● Exercise data
• • •

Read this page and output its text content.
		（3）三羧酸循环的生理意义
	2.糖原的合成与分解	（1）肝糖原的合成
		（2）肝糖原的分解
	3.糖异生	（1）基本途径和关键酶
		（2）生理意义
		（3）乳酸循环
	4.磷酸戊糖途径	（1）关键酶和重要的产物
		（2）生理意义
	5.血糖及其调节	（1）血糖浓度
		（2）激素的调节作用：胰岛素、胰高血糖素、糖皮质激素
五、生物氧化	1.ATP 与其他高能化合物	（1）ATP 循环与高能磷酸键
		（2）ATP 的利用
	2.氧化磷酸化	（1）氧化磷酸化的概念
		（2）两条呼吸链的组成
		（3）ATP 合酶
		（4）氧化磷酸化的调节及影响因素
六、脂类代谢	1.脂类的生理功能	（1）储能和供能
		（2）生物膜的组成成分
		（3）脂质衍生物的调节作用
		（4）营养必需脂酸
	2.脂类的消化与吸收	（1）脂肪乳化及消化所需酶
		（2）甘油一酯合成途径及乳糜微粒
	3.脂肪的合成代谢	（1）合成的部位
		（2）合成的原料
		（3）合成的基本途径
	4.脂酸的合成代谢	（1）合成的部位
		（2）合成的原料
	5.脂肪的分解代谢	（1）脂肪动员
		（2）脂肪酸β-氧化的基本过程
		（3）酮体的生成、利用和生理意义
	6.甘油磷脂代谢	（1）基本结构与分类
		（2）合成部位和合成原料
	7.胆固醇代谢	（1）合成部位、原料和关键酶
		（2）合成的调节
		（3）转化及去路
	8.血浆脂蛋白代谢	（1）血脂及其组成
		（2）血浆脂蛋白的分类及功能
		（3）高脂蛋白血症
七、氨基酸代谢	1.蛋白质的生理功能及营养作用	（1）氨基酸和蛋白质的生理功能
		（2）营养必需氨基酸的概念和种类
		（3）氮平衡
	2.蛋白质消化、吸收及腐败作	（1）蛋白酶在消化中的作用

• • •

Copy out all of the records above with nothing altered.

● Task response
Read this page and output its text content.
		（3）三羧酸循环的生理意义
	2.糖原的合成与分解	（1）肝糖原的合成
		（2）肝糖原的分解
	3.糖异生	（1）基本途径和关键酶
		（2）生理意义
		（3）乳酸循环
	4.磷酸戊糖途径	（1）关键酶和重要的产物
		（2）生理意义
	5.血糖及其调节	（1）血糖浓度
		（2）激素的调节作用：胰岛素、胰高血糖素、糖皮质激素
五、生物氧化	1.ATP 与其他高能化合物	（1）ATP 循环与高能磷酸键
		（2）ATP 的利用
	2.氧化磷酸化	（1）氧化磷酸化的概念
		（2）两条呼吸链的组成
		（3）ATP 合酶
		（4）氧化磷酸化的调节及影响因素
六、脂类代谢	1.脂类的生理功能	（1）储能和供能
		（2）生物膜的组成成分
		（3）脂质衍生物的调节作用
		（4）营养必需脂酸
	2.脂类的消化与吸收	（1）脂肪乳化及消化所需酶
		（2）甘油一酯合成途径及乳糜微粒
	3.脂肪的合成代谢	（1）合成的部位
		（2）合成的原料
		（3）合成的基本途径
	4.脂酸的合成代谢	（1）合成的部位
		（2）合成的原料
	5.脂肪的分解代谢	（1）脂肪动员
		（2）脂肪酸β-氧化的基本过程
		（3）酮体的生成、利用和生理意义
	6.甘油磷脂代谢	（1）基本结构与分类
		（2）合成部位和合成原料
	7.胆固醇代谢	（1）合成部位、原料和关键酶
		（2）合成的调节
		（3）转化及去路
	8.血浆脂蛋白代谢	（1）血脂及其组成
		（2）血浆脂蛋白的分类及功能
		（3）高脂蛋白血症
七、氨基酸代谢	1.蛋白质的生理功能及营养作用	（1）氨基酸和蛋白质的生理功能
		（2）营养必需氨基酸的概念和种类
		（3）氮平衡
	2.蛋白质消化、吸收及腐败作	（1）蛋白酶在消化中的作用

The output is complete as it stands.